- **Text section**:
If it’s fall, then the College’s athletic equipment room must be humming.
By Tim Etchells ’74
So it’s just after four in the afternoon on a Friday in the bowels of the Peterson Athletic Complex, and they’re arriving in a steady stream at the equipment room window: the varsity student-athletes who’ll wear the blue and white tomorrow on fields and trails in Middlebury and points east, west, north, and south.
Impossibly fit young men and women are picking up their travel bags for tomorrow’s cross-country meet, the Purple Valley Classic in Williamstown, Massachusetts. On his way to a light Friday practice, football quarterback Tiger Lyon ’07 shows up in cleats, shoulder pads, helmet, and practice shorts, looking for a spare wristband into which he’ll insert the offensive plays for Saturday’s home game against Wesleyan.

- **Tasks to complete**:
a) According to the equipment room article, which cross-country meet are the runners picking up travel bags for?
b) Reproduce word for word the passage of the equipment room article that begins with the words "If it’s fall, then" and ends with "north, and south.".

- **Stored data**:

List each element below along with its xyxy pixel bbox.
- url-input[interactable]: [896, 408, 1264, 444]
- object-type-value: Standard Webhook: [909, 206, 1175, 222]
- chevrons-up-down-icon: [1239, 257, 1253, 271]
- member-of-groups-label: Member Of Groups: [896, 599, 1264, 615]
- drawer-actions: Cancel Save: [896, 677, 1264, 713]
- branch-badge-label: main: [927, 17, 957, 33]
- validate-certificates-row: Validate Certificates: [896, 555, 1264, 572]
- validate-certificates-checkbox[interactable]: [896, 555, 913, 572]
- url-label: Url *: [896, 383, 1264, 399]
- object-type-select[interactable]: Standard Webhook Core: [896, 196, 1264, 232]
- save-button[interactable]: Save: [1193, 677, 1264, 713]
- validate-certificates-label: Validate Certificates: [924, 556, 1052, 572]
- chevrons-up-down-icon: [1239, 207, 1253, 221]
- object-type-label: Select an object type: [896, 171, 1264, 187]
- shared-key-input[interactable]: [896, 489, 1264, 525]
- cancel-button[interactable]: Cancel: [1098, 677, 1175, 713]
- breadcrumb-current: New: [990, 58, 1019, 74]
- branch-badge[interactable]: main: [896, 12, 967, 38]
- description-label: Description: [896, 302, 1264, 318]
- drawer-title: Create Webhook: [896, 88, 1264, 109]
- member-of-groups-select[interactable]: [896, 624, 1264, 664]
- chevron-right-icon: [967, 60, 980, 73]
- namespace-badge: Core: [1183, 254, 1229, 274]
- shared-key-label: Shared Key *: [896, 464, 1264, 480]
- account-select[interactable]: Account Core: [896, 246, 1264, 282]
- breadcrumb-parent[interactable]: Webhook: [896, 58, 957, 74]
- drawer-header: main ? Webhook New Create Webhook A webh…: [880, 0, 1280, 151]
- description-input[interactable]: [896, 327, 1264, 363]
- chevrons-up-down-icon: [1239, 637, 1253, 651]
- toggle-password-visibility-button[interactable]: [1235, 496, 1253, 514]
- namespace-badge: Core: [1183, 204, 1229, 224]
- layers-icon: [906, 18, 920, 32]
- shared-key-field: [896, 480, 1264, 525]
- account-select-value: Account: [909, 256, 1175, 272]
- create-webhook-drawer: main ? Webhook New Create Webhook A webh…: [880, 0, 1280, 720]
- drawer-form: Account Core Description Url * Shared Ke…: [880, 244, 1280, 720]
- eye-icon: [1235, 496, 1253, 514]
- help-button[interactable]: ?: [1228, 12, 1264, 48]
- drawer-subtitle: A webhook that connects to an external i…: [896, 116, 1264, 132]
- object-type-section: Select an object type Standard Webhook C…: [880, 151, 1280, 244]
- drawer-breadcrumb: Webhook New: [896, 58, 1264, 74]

- **Outputs by task**:
a) The Purple Valley Classic in Williamstown, Massachusetts.

b)
If it’s fall, then the College’s athletic equipment room must be humming.
By Tim Etchells ’74
So it’s just after four in the afternoon on a Friday in the bowels of the Peterson Athletic Complex, and they’re arriving in a steady stream at the equipment room window: the varsity student-athletes who’ll wear the blue and white tomorrow on fields and trails in Middlebury and points east, west, north, and south.